**WORK REQUEST:** Where a line below holds the string "status", copy that line.
____
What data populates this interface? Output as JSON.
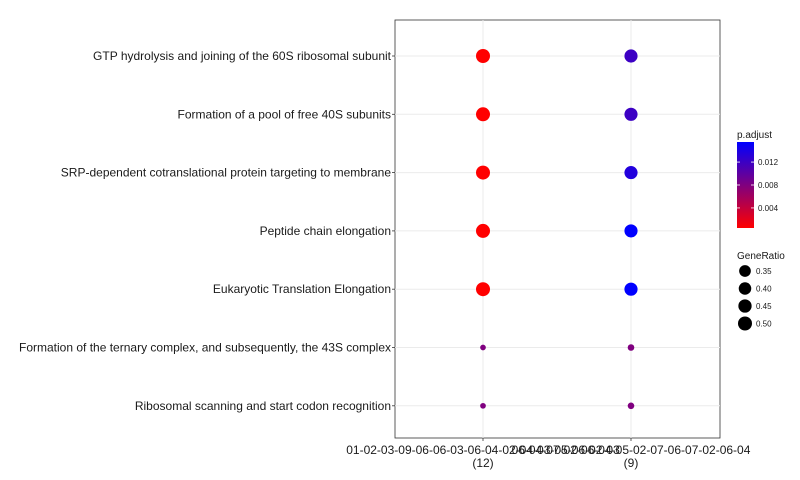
{
  "chart_data": {
    "type": "scatter",
    "subtype": "dot-plot",
    "title": "",
    "xlabel": "",
    "ylabel": "",
    "x_categories": [
      {
        "label": "01-02-03-09-06-06-03-06-04-02-04-03-05-06-02-03",
        "count": "(12)"
      },
      {
        "label": "06-04-07-02-06-04-05-02-07-06-07-02-06-04",
        "count": "(9)"
      }
    ],
    "y_categories": [
      "GTP hydrolysis and joining of the 60S ribosomal subunit",
      "Formation of a pool of free 40S subunits",
      "SRP-dependent cotranslational protein targeting to membrane",
      "Peptide chain elongation",
      "Eukaryotic Translation Elongation",
      "Formation of the ternary complex, and subsequently, the 43S complex",
      "Ribosomal scanning and start codon recognition"
    ],
    "points": [
      {
        "x": 0,
        "y": 0,
        "gene_ratio": 0.5,
        "p_adjust": 0.0005
      },
      {
        "x": 0,
        "y": 1,
        "gene_ratio": 0.5,
        "p_adjust": 0.0005
      },
      {
        "x": 0,
        "y": 2,
        "gene_ratio": 0.5,
        "p_adjust": 0.0005
      },
      {
        "x": 0,
        "y": 3,
        "gene_ratio": 0.5,
        "p_adjust": 0.0005
      },
      {
        "x": 0,
        "y": 4,
        "gene_ratio": 0.5,
        "p_adjust": 0.0005
      },
      {
        "x": 0,
        "y": 5,
        "gene_ratio": 0.083,
        "p_adjust": 0.008
      },
      {
        "x": 0,
        "y": 6,
        "gene_ratio": 0.083,
        "p_adjust": 0.008
      },
      {
        "x": 1,
        "y": 0,
        "gene_ratio": 0.44,
        "p_adjust": 0.012
      },
      {
        "x": 1,
        "y": 1,
        "gene_ratio": 0.44,
        "p_adjust": 0.012
      },
      {
        "x": 1,
        "y": 2,
        "gene_ratio": 0.44,
        "p_adjust": 0.0135
      },
      {
        "x": 1,
        "y": 3,
        "gene_ratio": 0.44,
        "p_adjust": 0.0155
      },
      {
        "x": 1,
        "y": 4,
        "gene_ratio": 0.44,
        "p_adjust": 0.0155
      },
      {
        "x": 1,
        "y": 5,
        "gene_ratio": 0.111,
        "p_adjust": 0.008
      },
      {
        "x": 1,
        "y": 6,
        "gene_ratio": 0.111,
        "p_adjust": 0.008
      }
    ],
    "color_legend": {
      "title": "p.adjust",
      "ticks": [
        0.004,
        0.008,
        0.012
      ],
      "tick_labels": [
        "0.004",
        "0.008",
        "0.012"
      ],
      "range": [
        0.0005,
        0.0155
      ],
      "low_color": "#ff0000",
      "high_color": "#0000ff"
    },
    "size_legend": {
      "title": "GeneRatio",
      "values": [
        0.35,
        0.4,
        0.45,
        0.5
      ],
      "labels": [
        "0.35",
        "0.40",
        "0.45",
        "0.50"
      ]
    },
    "grid": true,
    "legend_position": "right"
  }
}
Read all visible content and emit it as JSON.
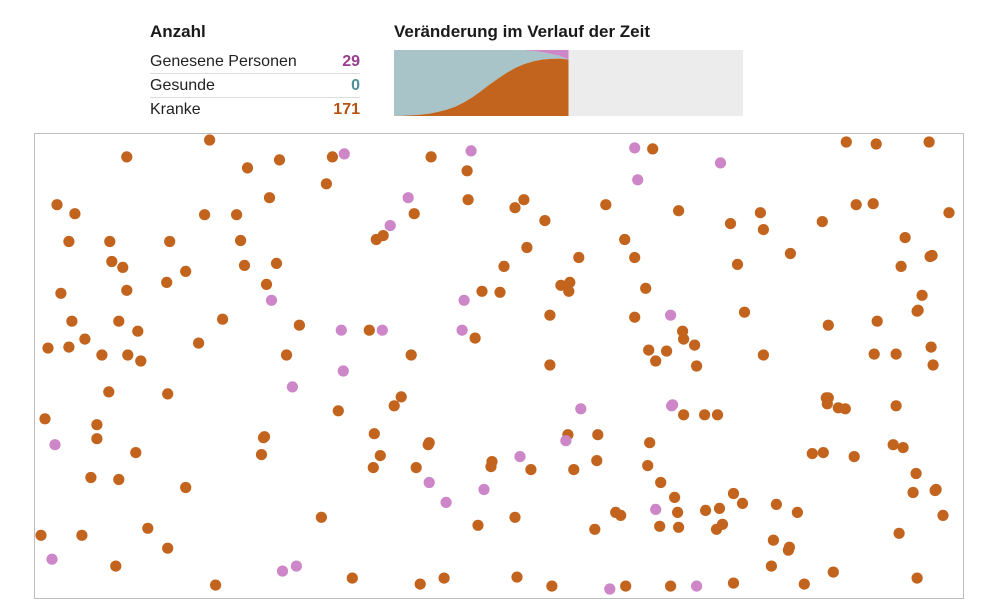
{
  "counts": {
    "title": "Anzahl",
    "rows": [
      {
        "label": "Genesene Personen",
        "value": "29",
        "color": "#9b3d8e"
      },
      {
        "label": "Gesunde",
        "value": "0",
        "color": "#4e8f98"
      },
      {
        "label": "Kranke",
        "value": "171",
        "color": "#b5520f"
      }
    ]
  },
  "trend": {
    "title": "Veränderung im Verlauf der Zeit"
  },
  "colors": {
    "sick": "#c2641e",
    "recovered": "#cd87c8",
    "healthy": "#a9c4c8",
    "empty": "#ececec"
  },
  "chart_data": [
    {
      "type": "area",
      "title": "Veränderung im Verlauf der Zeit",
      "progress": 0.5,
      "total": 200,
      "x": [
        0,
        1,
        2,
        3,
        4,
        5,
        6,
        7,
        8,
        9,
        10,
        11,
        12,
        13,
        14,
        15,
        16,
        17,
        18,
        19,
        20
      ],
      "series": [
        {
          "status": "sick",
          "values": [
            0,
            1,
            2,
            4,
            7,
            12,
            19,
            28,
            41,
            57,
            76,
            96,
            115,
            132,
            147,
            158,
            166,
            171,
            173,
            174,
            171
          ]
        },
        {
          "status": "healthy",
          "values": [
            200,
            199,
            198,
            196,
            193,
            188,
            181,
            172,
            159,
            143,
            124,
            104,
            85,
            68,
            53,
            41,
            31,
            22,
            15,
            8,
            0
          ]
        },
        {
          "status": "recovered",
          "values": [
            0,
            0,
            0,
            0,
            0,
            0,
            0,
            0,
            0,
            0,
            0,
            0,
            0,
            0,
            0,
            1,
            3,
            7,
            12,
            18,
            29
          ]
        }
      ]
    },
    {
      "type": "scatter",
      "x_range": [
        0,
        930
      ],
      "y_range": [
        0,
        466
      ],
      "sick": [
        [
          92,
          23
        ],
        [
          175,
          6
        ],
        [
          298,
          23
        ],
        [
          397,
          23
        ],
        [
          433,
          37
        ],
        [
          213,
          34
        ],
        [
          245,
          26
        ],
        [
          619,
          15
        ],
        [
          813,
          8
        ],
        [
          843,
          10
        ],
        [
          896,
          8
        ],
        [
          22,
          71
        ],
        [
          40,
          80
        ],
        [
          92,
          157
        ],
        [
          170,
          81
        ],
        [
          202,
          81
        ],
        [
          235,
          64
        ],
        [
          292,
          50
        ],
        [
          380,
          80
        ],
        [
          434,
          66
        ],
        [
          481,
          74
        ],
        [
          490,
          66
        ],
        [
          511,
          87
        ],
        [
          572,
          71
        ],
        [
          645,
          77
        ],
        [
          727,
          79
        ],
        [
          789,
          88
        ],
        [
          823,
          71
        ],
        [
          840,
          70
        ],
        [
          916,
          79
        ],
        [
          34,
          108
        ],
        [
          75,
          108
        ],
        [
          135,
          108
        ],
        [
          206,
          107
        ],
        [
          342,
          106
        ],
        [
          349,
          102
        ],
        [
          493,
          114
        ],
        [
          591,
          106
        ],
        [
          697,
          90
        ],
        [
          730,
          96
        ],
        [
          757,
          120
        ],
        [
          872,
          104
        ],
        [
          897,
          123
        ],
        [
          77,
          128
        ],
        [
          88,
          134
        ],
        [
          151,
          138
        ],
        [
          210,
          132
        ],
        [
          242,
          130
        ],
        [
          470,
          133
        ],
        [
          527,
          152
        ],
        [
          545,
          124
        ],
        [
          535,
          158
        ],
        [
          601,
          124
        ],
        [
          704,
          131
        ],
        [
          868,
          133
        ],
        [
          899,
          122
        ],
        [
          26,
          160
        ],
        [
          132,
          149
        ],
        [
          232,
          151
        ],
        [
          448,
          158
        ],
        [
          466,
          159
        ],
        [
          536,
          149
        ],
        [
          612,
          155
        ],
        [
          889,
          162
        ],
        [
          37,
          188
        ],
        [
          103,
          198
        ],
        [
          188,
          186
        ],
        [
          265,
          192
        ],
        [
          516,
          182
        ],
        [
          601,
          184
        ],
        [
          649,
          198
        ],
        [
          711,
          179
        ],
        [
          795,
          192
        ],
        [
          844,
          188
        ],
        [
          884,
          178
        ],
        [
          885,
          177
        ],
        [
          34,
          214
        ],
        [
          50,
          206
        ],
        [
          93,
          222
        ],
        [
          84,
          188
        ],
        [
          650,
          206
        ],
        [
          13,
          215
        ],
        [
          67,
          222
        ],
        [
          106,
          228
        ],
        [
          164,
          210
        ],
        [
          252,
          222
        ],
        [
          335,
          197
        ],
        [
          377,
          222
        ],
        [
          441,
          205
        ],
        [
          516,
          232
        ],
        [
          615,
          217
        ],
        [
          622,
          228
        ],
        [
          633,
          218
        ],
        [
          661,
          212
        ],
        [
          663,
          233
        ],
        [
          730,
          222
        ],
        [
          841,
          221
        ],
        [
          863,
          221
        ],
        [
          898,
          214
        ],
        [
          10,
          286
        ],
        [
          133,
          261
        ],
        [
          229,
          305
        ],
        [
          304,
          278
        ],
        [
          360,
          273
        ],
        [
          367,
          264
        ],
        [
          340,
          301
        ],
        [
          457,
          334
        ],
        [
          563,
          328
        ],
        [
          616,
          310
        ],
        [
          650,
          282
        ],
        [
          684,
          282
        ],
        [
          795,
          265
        ],
        [
          812,
          276
        ],
        [
          900,
          232
        ],
        [
          863,
          273
        ],
        [
          805,
          275
        ],
        [
          74,
          259
        ],
        [
          62,
          292
        ],
        [
          62,
          306
        ],
        [
          101,
          320
        ],
        [
          230,
          304
        ],
        [
          227,
          322
        ],
        [
          346,
          323
        ],
        [
          382,
          335
        ],
        [
          394,
          312
        ],
        [
          497,
          337
        ],
        [
          534,
          302
        ],
        [
          564,
          302
        ],
        [
          671,
          282
        ],
        [
          794,
          271
        ],
        [
          793,
          265
        ],
        [
          860,
          312
        ],
        [
          56,
          345
        ],
        [
          84,
          347
        ],
        [
          151,
          355
        ],
        [
          339,
          335
        ],
        [
          395,
          310
        ],
        [
          458,
          329
        ],
        [
          540,
          337
        ],
        [
          614,
          333
        ],
        [
          627,
          350
        ],
        [
          641,
          365
        ],
        [
          644,
          380
        ],
        [
          672,
          378
        ],
        [
          686,
          376
        ],
        [
          689,
          392
        ],
        [
          700,
          361
        ],
        [
          709,
          371
        ],
        [
          743,
          372
        ],
        [
          779,
          321
        ],
        [
          790,
          320
        ],
        [
          821,
          324
        ],
        [
          870,
          315
        ],
        [
          880,
          360
        ],
        [
          883,
          341
        ],
        [
          902,
          358
        ],
        [
          910,
          383
        ],
        [
          6,
          403
        ],
        [
          47,
          403
        ],
        [
          113,
          396
        ],
        [
          133,
          416
        ],
        [
          287,
          385
        ],
        [
          444,
          393
        ],
        [
          481,
          385
        ],
        [
          561,
          397
        ],
        [
          582,
          380
        ],
        [
          587,
          383
        ],
        [
          626,
          394
        ],
        [
          645,
          395
        ],
        [
          683,
          397
        ],
        [
          740,
          408
        ],
        [
          755,
          418
        ],
        [
          764,
          380
        ],
        [
          866,
          401
        ],
        [
          903,
          357
        ],
        [
          81,
          434
        ],
        [
          181,
          453
        ],
        [
          318,
          446
        ],
        [
          386,
          452
        ],
        [
          410,
          446
        ],
        [
          483,
          445
        ],
        [
          518,
          454
        ],
        [
          592,
          454
        ],
        [
          637,
          454
        ],
        [
          700,
          451
        ],
        [
          771,
          452
        ],
        [
          800,
          440
        ],
        [
          884,
          446
        ],
        [
          738,
          434
        ],
        [
          756,
          415
        ]
      ],
      "recovered": [
        [
          310,
          20
        ],
        [
          437,
          17
        ],
        [
          601,
          14
        ],
        [
          604,
          46
        ],
        [
          687,
          29
        ],
        [
          374,
          64
        ],
        [
          356,
          92
        ],
        [
          237,
          167
        ],
        [
          430,
          167
        ],
        [
          428,
          197
        ],
        [
          307,
          197
        ],
        [
          348,
          197
        ],
        [
          309,
          238
        ],
        [
          258,
          254
        ],
        [
          637,
          182
        ],
        [
          547,
          276
        ],
        [
          639,
          272
        ],
        [
          638,
          273
        ],
        [
          532,
          308
        ],
        [
          486,
          324
        ],
        [
          395,
          350
        ],
        [
          412,
          370
        ],
        [
          450,
          357
        ],
        [
          622,
          377
        ],
        [
          20,
          312
        ],
        [
          17,
          427
        ],
        [
          248,
          439
        ],
        [
          262,
          434
        ],
        [
          576,
          457
        ],
        [
          663,
          454
        ]
      ]
    }
  ]
}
____
**ANSWER FOR THIS EXERCISE:**
          "status": "sick",
          "status": "healthy",
          "status": "recovered",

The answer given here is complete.